● Aim
Locate each line with the string "user" in the listing below and copy it.

● Provided material

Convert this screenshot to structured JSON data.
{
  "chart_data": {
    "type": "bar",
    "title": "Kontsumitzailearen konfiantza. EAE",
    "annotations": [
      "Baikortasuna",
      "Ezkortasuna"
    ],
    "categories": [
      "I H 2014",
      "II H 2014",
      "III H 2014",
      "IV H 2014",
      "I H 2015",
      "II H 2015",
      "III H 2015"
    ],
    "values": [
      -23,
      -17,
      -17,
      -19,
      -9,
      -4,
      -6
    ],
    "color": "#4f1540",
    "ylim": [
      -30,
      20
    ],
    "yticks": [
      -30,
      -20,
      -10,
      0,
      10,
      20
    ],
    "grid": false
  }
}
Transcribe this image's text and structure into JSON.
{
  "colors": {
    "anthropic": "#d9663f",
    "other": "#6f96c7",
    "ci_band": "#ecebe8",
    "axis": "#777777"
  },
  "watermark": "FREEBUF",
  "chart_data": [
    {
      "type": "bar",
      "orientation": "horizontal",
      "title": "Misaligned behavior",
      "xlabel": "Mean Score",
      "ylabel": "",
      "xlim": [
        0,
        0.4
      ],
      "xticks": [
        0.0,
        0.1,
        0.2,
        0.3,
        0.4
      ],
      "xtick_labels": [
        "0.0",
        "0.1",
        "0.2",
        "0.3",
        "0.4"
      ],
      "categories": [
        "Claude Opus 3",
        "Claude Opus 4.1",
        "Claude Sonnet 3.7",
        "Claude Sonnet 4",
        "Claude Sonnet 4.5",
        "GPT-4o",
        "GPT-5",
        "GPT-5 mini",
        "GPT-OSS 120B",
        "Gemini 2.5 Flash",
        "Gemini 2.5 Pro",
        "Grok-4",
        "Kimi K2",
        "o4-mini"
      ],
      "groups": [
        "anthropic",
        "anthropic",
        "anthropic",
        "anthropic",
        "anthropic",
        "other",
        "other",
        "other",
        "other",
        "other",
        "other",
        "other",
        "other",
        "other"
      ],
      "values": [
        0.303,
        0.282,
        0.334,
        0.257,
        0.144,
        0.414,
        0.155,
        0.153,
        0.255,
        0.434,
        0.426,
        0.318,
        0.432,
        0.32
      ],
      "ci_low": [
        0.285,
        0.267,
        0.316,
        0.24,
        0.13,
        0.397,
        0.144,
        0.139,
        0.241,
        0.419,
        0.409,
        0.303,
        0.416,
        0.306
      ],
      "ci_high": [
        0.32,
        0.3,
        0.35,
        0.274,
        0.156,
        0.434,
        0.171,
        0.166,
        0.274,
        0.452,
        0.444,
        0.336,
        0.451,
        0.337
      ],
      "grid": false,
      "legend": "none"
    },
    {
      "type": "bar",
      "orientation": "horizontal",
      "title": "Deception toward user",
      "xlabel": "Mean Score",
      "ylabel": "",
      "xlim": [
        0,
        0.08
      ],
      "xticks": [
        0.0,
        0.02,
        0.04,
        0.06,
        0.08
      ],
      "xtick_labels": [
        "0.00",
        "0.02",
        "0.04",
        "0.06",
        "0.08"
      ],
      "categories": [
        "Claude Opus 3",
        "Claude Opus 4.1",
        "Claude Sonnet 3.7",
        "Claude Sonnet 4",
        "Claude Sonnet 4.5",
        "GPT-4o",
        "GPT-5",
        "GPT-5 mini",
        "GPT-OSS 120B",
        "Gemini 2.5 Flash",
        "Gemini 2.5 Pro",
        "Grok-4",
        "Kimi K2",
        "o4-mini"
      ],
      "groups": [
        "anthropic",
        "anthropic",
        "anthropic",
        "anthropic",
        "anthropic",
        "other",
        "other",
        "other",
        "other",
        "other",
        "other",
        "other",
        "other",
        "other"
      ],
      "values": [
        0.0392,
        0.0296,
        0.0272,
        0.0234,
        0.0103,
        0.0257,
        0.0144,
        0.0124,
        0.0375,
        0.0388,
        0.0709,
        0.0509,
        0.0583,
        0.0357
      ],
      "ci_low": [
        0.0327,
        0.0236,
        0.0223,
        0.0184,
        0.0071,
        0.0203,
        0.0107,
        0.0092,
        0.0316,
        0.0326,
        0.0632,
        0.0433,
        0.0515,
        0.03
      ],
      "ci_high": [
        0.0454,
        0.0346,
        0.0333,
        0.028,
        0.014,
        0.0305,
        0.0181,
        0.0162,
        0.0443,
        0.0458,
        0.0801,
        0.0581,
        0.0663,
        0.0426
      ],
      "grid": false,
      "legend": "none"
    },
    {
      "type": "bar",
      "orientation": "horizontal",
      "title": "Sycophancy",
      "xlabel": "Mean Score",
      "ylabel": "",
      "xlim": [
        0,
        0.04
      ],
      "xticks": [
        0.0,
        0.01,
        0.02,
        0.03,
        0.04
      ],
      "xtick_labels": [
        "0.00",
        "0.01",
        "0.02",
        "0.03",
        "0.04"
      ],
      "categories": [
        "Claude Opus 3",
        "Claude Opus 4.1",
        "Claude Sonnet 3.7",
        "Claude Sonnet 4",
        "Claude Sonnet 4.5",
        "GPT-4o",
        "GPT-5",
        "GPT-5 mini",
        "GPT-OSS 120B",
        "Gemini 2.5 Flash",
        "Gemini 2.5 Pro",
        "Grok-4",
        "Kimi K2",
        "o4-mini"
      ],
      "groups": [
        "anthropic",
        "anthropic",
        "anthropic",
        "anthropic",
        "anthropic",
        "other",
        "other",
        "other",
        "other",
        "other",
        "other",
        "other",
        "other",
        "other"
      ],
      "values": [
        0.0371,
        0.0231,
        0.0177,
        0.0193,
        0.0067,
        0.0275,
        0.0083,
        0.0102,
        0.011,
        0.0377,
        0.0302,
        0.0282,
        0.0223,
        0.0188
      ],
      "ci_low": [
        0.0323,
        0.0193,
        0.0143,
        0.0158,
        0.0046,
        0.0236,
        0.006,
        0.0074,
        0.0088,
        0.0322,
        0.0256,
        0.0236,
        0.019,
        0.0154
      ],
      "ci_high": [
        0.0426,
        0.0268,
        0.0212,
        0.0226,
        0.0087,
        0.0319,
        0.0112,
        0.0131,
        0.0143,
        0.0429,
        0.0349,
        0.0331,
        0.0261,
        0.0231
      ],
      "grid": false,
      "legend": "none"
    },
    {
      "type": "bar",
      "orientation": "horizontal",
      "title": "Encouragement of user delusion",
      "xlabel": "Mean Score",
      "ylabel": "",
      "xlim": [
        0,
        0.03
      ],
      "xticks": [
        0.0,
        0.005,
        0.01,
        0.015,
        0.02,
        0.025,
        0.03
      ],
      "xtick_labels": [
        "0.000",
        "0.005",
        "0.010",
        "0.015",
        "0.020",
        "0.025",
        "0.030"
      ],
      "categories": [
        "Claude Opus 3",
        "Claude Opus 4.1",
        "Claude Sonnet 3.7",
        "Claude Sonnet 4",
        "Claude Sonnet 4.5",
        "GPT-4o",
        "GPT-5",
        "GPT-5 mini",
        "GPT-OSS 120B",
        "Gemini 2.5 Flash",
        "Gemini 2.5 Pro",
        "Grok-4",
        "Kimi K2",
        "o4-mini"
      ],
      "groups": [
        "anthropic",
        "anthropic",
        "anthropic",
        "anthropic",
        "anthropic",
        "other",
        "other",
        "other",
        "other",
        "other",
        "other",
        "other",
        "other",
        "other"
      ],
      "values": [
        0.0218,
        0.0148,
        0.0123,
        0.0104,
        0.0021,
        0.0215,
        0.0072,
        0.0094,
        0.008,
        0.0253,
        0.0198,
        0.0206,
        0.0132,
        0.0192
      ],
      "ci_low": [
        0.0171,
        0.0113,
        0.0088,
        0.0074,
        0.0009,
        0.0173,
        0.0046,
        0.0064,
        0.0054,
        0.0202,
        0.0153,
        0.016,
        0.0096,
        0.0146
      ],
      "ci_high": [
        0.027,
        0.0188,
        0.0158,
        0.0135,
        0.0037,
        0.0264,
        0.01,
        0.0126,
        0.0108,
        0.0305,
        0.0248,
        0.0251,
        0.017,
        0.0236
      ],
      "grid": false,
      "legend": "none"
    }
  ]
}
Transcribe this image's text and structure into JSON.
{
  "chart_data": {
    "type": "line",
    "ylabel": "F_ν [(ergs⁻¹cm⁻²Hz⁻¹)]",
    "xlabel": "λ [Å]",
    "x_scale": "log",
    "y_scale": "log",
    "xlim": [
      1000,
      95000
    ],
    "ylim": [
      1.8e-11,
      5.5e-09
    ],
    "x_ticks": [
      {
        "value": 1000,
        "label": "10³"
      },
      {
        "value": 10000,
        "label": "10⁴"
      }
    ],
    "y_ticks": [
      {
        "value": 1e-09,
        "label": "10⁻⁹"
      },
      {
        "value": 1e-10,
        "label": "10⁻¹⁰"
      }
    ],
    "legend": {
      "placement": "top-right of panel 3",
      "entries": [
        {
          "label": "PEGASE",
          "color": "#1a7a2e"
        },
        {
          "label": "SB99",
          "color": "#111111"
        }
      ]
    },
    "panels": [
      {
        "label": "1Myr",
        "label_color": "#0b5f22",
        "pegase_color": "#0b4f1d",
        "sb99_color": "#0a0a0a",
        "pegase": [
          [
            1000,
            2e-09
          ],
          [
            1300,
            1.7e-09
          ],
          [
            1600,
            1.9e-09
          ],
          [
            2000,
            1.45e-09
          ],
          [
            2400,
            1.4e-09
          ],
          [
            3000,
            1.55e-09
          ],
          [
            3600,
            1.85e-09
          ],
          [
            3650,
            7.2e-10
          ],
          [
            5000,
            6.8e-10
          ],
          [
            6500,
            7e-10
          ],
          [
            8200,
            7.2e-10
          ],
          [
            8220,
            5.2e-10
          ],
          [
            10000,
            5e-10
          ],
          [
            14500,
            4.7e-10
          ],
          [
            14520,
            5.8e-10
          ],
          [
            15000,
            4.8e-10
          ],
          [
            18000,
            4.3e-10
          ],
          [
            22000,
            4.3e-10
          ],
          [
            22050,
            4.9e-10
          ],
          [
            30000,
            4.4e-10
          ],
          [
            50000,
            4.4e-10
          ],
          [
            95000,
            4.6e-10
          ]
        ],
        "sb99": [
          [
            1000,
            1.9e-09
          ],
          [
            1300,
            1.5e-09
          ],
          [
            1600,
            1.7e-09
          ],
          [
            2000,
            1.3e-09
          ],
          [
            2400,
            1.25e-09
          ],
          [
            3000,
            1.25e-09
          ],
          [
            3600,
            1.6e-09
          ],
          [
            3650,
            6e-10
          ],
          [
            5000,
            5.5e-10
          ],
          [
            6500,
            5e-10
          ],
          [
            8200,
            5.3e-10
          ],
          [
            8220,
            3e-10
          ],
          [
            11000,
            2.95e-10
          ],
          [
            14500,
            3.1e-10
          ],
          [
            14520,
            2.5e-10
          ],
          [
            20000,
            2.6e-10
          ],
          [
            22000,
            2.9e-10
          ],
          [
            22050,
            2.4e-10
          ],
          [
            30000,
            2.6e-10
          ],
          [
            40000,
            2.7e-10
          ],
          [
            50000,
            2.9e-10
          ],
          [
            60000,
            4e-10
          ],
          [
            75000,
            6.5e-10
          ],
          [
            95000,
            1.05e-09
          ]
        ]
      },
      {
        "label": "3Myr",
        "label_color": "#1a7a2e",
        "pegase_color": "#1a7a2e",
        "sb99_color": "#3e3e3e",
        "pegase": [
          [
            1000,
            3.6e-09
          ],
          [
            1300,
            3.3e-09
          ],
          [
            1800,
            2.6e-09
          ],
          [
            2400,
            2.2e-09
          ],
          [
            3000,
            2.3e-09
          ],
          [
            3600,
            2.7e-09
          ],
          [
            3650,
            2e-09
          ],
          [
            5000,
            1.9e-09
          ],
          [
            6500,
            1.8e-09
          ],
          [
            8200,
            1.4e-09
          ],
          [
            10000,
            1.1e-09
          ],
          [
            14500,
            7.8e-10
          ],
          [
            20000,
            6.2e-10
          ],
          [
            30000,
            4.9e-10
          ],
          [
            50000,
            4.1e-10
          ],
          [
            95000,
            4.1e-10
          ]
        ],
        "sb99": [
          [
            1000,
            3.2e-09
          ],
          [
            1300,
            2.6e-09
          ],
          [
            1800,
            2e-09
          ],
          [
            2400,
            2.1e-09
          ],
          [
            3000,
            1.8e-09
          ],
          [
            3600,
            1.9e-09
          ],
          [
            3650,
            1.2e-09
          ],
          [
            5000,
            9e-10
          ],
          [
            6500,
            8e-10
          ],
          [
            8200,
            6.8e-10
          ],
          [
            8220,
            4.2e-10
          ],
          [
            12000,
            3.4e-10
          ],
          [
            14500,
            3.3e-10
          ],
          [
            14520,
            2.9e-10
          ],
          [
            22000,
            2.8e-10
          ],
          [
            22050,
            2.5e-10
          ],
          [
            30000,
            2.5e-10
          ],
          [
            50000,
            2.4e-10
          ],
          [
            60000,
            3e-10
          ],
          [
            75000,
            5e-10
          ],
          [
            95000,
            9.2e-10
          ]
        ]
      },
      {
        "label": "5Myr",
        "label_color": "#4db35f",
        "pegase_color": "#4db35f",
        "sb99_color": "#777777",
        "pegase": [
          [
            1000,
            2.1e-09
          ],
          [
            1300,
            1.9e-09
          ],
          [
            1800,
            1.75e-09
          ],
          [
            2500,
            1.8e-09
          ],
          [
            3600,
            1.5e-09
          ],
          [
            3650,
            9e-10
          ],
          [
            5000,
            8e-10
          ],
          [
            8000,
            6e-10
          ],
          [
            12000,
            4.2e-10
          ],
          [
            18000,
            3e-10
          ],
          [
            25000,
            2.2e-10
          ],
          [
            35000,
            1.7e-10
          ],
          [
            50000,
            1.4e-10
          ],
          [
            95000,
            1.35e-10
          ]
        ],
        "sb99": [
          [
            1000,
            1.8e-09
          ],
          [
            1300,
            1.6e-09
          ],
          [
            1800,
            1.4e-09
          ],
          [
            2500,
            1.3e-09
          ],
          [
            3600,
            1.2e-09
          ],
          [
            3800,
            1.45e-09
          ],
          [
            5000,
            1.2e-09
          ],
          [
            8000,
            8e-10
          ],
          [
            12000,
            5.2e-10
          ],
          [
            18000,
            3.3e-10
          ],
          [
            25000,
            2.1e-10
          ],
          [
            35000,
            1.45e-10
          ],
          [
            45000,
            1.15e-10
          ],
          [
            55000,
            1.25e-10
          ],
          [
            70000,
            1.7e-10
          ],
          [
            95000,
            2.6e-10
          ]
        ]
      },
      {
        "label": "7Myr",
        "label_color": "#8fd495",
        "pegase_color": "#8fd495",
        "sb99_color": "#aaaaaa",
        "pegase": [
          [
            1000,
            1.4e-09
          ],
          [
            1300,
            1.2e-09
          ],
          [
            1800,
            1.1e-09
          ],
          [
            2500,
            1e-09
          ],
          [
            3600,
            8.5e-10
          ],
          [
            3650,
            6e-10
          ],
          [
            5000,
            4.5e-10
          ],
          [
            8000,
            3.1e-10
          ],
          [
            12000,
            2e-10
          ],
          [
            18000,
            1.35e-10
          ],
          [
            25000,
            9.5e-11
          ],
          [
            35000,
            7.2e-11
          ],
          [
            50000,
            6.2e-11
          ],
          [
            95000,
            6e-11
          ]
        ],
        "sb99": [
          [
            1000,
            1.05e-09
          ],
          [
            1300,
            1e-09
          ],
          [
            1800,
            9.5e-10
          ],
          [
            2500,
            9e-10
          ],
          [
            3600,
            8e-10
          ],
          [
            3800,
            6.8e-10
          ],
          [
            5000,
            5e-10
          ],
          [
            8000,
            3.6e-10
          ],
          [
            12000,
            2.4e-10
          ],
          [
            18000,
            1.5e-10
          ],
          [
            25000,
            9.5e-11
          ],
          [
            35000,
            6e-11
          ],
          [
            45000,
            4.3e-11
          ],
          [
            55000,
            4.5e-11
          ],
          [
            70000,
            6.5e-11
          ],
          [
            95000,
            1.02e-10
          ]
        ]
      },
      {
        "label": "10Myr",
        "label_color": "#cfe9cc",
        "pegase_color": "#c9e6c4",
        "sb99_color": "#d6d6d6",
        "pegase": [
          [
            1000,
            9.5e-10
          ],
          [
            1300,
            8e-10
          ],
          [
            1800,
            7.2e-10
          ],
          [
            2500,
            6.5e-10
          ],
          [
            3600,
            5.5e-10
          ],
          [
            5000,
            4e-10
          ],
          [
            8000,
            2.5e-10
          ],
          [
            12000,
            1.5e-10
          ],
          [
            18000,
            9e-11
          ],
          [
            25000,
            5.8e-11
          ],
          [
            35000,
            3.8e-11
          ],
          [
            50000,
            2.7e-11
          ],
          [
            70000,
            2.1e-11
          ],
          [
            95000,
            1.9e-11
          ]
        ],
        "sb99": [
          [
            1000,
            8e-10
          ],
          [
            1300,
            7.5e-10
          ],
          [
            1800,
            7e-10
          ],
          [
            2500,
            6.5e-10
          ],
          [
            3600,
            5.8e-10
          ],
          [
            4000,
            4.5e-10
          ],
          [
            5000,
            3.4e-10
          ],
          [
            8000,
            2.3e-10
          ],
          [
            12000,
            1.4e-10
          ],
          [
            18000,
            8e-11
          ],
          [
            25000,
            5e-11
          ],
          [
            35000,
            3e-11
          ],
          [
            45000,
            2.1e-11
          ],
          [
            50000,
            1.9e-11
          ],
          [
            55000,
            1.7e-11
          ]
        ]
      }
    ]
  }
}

● Solution to the exercise
      "title": "Deception toward user",
      "title": "Encouragement of user delusion",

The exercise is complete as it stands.